### WORK TO COMPLETE
Transcribe each record exactly. Include every one.
**** DATA SUPPLIED ****
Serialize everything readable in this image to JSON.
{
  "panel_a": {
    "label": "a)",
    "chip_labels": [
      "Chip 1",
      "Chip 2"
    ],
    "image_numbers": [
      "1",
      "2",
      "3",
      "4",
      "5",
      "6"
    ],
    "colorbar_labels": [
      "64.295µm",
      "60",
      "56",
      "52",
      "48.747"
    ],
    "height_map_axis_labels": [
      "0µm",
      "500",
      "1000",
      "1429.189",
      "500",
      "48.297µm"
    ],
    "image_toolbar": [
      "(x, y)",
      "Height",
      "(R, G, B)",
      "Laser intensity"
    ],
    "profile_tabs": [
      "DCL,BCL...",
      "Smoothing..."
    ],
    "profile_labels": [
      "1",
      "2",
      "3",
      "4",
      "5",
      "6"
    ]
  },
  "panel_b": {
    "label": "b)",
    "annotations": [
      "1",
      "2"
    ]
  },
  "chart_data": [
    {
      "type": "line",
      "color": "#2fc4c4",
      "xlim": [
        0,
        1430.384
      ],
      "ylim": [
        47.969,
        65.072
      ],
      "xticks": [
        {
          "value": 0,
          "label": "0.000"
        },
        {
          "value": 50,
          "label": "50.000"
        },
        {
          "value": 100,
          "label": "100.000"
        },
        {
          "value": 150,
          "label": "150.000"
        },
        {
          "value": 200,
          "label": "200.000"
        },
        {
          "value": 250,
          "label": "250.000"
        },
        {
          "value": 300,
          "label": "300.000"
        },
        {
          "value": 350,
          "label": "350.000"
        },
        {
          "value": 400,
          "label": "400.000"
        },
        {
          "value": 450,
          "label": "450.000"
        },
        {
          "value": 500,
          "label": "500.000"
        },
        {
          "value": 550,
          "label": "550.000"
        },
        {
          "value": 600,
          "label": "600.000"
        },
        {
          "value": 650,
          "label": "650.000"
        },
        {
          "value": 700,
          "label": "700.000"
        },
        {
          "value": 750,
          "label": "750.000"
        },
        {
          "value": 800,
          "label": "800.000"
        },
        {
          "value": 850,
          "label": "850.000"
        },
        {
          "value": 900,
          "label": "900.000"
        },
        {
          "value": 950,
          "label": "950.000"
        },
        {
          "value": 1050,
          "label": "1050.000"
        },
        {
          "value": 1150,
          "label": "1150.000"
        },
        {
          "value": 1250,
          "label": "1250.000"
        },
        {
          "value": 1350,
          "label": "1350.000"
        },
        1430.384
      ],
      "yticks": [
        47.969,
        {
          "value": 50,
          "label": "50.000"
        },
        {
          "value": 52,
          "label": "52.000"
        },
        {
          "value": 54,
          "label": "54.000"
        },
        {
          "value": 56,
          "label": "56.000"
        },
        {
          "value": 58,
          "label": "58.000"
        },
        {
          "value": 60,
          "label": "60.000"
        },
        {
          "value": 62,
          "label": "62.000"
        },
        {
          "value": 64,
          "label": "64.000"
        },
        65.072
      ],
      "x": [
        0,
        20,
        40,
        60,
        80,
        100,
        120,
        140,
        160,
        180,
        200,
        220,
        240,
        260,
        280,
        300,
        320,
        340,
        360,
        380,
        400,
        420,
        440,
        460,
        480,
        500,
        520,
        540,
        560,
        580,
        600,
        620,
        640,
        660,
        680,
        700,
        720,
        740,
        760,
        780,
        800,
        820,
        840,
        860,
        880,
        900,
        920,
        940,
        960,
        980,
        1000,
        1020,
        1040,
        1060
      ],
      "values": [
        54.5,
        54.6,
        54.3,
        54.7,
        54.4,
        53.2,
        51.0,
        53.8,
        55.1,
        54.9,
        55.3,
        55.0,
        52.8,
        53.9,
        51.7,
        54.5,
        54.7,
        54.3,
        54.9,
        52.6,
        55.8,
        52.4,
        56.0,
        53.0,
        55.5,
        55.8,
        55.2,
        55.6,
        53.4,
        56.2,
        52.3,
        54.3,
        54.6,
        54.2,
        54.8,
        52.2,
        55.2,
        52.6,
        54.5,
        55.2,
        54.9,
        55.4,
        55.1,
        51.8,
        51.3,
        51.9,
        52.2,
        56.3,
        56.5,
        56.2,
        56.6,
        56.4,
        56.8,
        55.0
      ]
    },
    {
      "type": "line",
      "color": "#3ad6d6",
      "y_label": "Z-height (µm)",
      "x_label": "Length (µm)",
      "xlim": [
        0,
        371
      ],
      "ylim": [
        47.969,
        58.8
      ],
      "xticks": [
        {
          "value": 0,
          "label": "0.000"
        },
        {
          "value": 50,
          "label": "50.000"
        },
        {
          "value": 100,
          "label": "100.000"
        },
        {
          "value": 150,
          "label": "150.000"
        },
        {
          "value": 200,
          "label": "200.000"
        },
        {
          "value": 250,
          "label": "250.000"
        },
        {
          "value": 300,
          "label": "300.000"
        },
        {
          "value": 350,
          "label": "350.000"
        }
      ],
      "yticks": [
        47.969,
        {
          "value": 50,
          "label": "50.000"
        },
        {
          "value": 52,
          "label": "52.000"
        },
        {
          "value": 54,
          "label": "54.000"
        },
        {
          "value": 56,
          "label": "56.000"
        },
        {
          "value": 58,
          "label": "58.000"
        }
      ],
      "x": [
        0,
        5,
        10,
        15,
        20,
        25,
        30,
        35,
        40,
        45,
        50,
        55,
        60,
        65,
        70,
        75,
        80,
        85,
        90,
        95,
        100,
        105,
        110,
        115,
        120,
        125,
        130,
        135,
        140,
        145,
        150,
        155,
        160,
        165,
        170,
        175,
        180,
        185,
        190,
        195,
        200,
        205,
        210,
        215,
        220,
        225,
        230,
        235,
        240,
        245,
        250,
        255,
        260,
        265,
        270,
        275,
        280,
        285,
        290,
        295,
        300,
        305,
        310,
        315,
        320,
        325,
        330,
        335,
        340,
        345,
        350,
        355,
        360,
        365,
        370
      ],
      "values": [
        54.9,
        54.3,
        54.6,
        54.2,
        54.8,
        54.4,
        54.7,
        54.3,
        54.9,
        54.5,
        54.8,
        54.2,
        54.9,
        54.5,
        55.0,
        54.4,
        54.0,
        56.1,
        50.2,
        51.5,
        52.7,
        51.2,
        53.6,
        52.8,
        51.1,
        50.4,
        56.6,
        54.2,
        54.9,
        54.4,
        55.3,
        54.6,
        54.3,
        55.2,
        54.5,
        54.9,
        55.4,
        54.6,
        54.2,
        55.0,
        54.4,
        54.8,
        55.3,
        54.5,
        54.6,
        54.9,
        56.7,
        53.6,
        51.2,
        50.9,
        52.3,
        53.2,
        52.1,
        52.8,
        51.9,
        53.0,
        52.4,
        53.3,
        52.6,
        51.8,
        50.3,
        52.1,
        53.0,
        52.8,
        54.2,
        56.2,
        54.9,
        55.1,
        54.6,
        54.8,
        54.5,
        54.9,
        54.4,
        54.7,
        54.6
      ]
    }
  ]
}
****
### SOLUTION TO THE PROBLEM
Serialize everything readable in this image to JSON.
{
  "panel_a": {
    "label": "a)",
    "chip_labels": [
      "Chip 1",
      "Chip 2"
    ],
    "image_numbers": [
      "1",
      "2",
      "3",
      "4",
      "5",
      "6"
    ],
    "colorbar_labels": [
      "64.295µm",
      "60",
      "56",
      "52",
      "48.747"
    ],
    "height_map_axis_labels": [
      "0µm",
      "500",
      "1000",
      "1429.189",
      "500",
      "48.297µm"
    ],
    "image_toolbar": [
      "(x, y)",
      "Height",
      "(R, G, B)",
      "Laser intensity"
    ],
    "profile_tabs": [
      "DCL,BCL...",
      "Smoothing..."
    ],
    "profile_labels": [
      "1",
      "2",
      "3",
      "4",
      "5",
      "6"
    ]
  },
  "panel_b": {
    "label": "b)",
    "annotations": [
      "1",
      "2"
    ]
  },
  "chart_data": [
    {
      "type": "line",
      "color": "#2fc4c4",
      "xlim": [
        0,
        1430.384
      ],
      "ylim": [
        47.969,
        65.072
      ],
      "xticks": [
        {
          "value": 0,
          "label": "0.000"
        },
        {
          "value": 50,
          "label": "50.000"
        },
        {
          "value": 100,
          "label": "100.000"
        },
        {
          "value": 150,
          "label": "150.000"
        },
        {
          "value": 200,
          "label": "200.000"
        },
        {
          "value": 250,
          "label": "250.000"
        },
        {
          "value": 300,
          "label": "300.000"
        },
        {
          "value": 350,
          "label": "350.000"
        },
        {
          "value": 400,
          "label": "400.000"
        },
        {
          "value": 450,
          "label": "450.000"
        },
        {
          "value": 500,
          "label": "500.000"
        },
        {
          "value": 550,
          "label": "550.000"
        },
        {
          "value": 600,
          "label": "600.000"
        },
        {
          "value": 650,
          "label": "650.000"
        },
        {
          "value": 700,
          "label": "700.000"
        },
        {
          "value": 750,
          "label": "750.000"
        },
        {
          "value": 800,
          "label": "800.000"
        },
        {
          "value": 850,
          "label": "850.000"
        },
        {
          "value": 900,
          "label": "900.000"
        },
        {
          "value": 950,
          "label": "950.000"
        },
        {
          "value": 1050,
          "label": "1050.000"
        },
        {
          "value": 1150,
          "label": "1150.000"
        },
        {
          "value": 1250,
          "label": "1250.000"
        },
        {
          "value": 1350,
          "label": "1350.000"
        },
        1430.384
      ],
      "yticks": [
        47.969,
        {
          "value": 50,
          "label": "50.000"
        },
        {
          "value": 52,
          "label": "52.000"
        },
        {
          "value": 54,
          "label": "54.000"
        },
        {
          "value": 56,
          "label": "56.000"
        },
        {
          "value": 58,
          "label": "58.000"
        },
        {
          "value": 60,
          "label": "60.000"
        },
        {
          "value": 62,
          "label": "62.000"
        },
        {
          "value": 64,
          "label": "64.000"
        },
        65.072
      ],
      "x": [
        0,
        20,
        40,
        60,
        80,
        100,
        120,
        140,
        160,
        180,
        200,
        220,
        240,
        260,
        280,
        300,
        320,
        340,
        360,
        380,
        400,
        420,
        440,
        460,
        480,
        500,
        520,
        540,
        560,
        580,
        600,
        620,
        640,
        660,
        680,
        700,
        720,
        740,
        760,
        780,
        800,
        820,
        840,
        860,
        880,
        900,
        920,
        940,
        960,
        980,
        1000,
        1020,
        1040,
        1060
      ],
      "values": [
        54.5,
        54.6,
        54.3,
        54.7,
        54.4,
        53.2,
        51.0,
        53.8,
        55.1,
        54.9,
        55.3,
        55.0,
        52.8,
        53.9,
        51.7,
        54.5,
        54.7,
        54.3,
        54.9,
        52.6,
        55.8,
        52.4,
        56.0,
        53.0,
        55.5,
        55.8,
        55.2,
        55.6,
        53.4,
        56.2,
        52.3,
        54.3,
        54.6,
        54.2,
        54.8,
        52.2,
        55.2,
        52.6,
        54.5,
        55.2,
        54.9,
        55.4,
        55.1,
        51.8,
        51.3,
        51.9,
        52.2,
        56.3,
        56.5,
        56.2,
        56.6,
        56.4,
        56.8,
        55.0
      ]
    },
    {
      "type": "line",
      "color": "#3ad6d6",
      "y_label": "Z-height (µm)",
      "x_label": "Length (µm)",
      "xlim": [
        0,
        371
      ],
      "ylim": [
        47.969,
        58.8
      ],
      "xticks": [
        {
          "value": 0,
          "label": "0.000"
        },
        {
          "value": 50,
          "label": "50.000"
        },
        {
          "value": 100,
          "label": "100.000"
        },
        {
          "value": 150,
          "label": "150.000"
        },
        {
          "value": 200,
          "label": "200.000"
        },
        {
          "value": 250,
          "label": "250.000"
        },
        {
          "value": 300,
          "label": "300.000"
        },
        {
          "value": 350,
          "label": "350.000"
        }
      ],
      "yticks": [
        47.969,
        {
          "value": 50,
          "label": "50.000"
        },
        {
          "value": 52,
          "label": "52.000"
        },
        {
          "value": 54,
          "label": "54.000"
        },
        {
          "value": 56,
          "label": "56.000"
        },
        {
          "value": 58,
          "label": "58.000"
        }
      ],
      "x": [
        0,
        5,
        10,
        15,
        20,
        25,
        30,
        35,
        40,
        45,
        50,
        55,
        60,
        65,
        70,
        75,
        80,
        85,
        90,
        95,
        100,
        105,
        110,
        115,
        120,
        125,
        130,
        135,
        140,
        145,
        150,
        155,
        160,
        165,
        170,
        175,
        180,
        185,
        190,
        195,
        200,
        205,
        210,
        215,
        220,
        225,
        230,
        235,
        240,
        245,
        250,
        255,
        260,
        265,
        270,
        275,
        280,
        285,
        290,
        295,
        300,
        305,
        310,
        315,
        320,
        325,
        330,
        335,
        340,
        345,
        350,
        355,
        360,
        365,
        370
      ],
      "values": [
        54.9,
        54.3,
        54.6,
        54.2,
        54.8,
        54.4,
        54.7,
        54.3,
        54.9,
        54.5,
        54.8,
        54.2,
        54.9,
        54.5,
        55.0,
        54.4,
        54.0,
        56.1,
        50.2,
        51.5,
        52.7,
        51.2,
        53.6,
        52.8,
        51.1,
        50.4,
        56.6,
        54.2,
        54.9,
        54.4,
        55.3,
        54.6,
        54.3,
        55.2,
        54.5,
        54.9,
        55.4,
        54.6,
        54.2,
        55.0,
        54.4,
        54.8,
        55.3,
        54.5,
        54.6,
        54.9,
        56.7,
        53.6,
        51.2,
        50.9,
        52.3,
        53.2,
        52.1,
        52.8,
        51.9,
        53.0,
        52.4,
        53.3,
        52.6,
        51.8,
        50.3,
        52.1,
        53.0,
        52.8,
        54.2,
        56.2,
        54.9,
        55.1,
        54.6,
        54.8,
        54.5,
        54.9,
        54.4,
        54.7,
        54.6
      ]
    }
  ]
}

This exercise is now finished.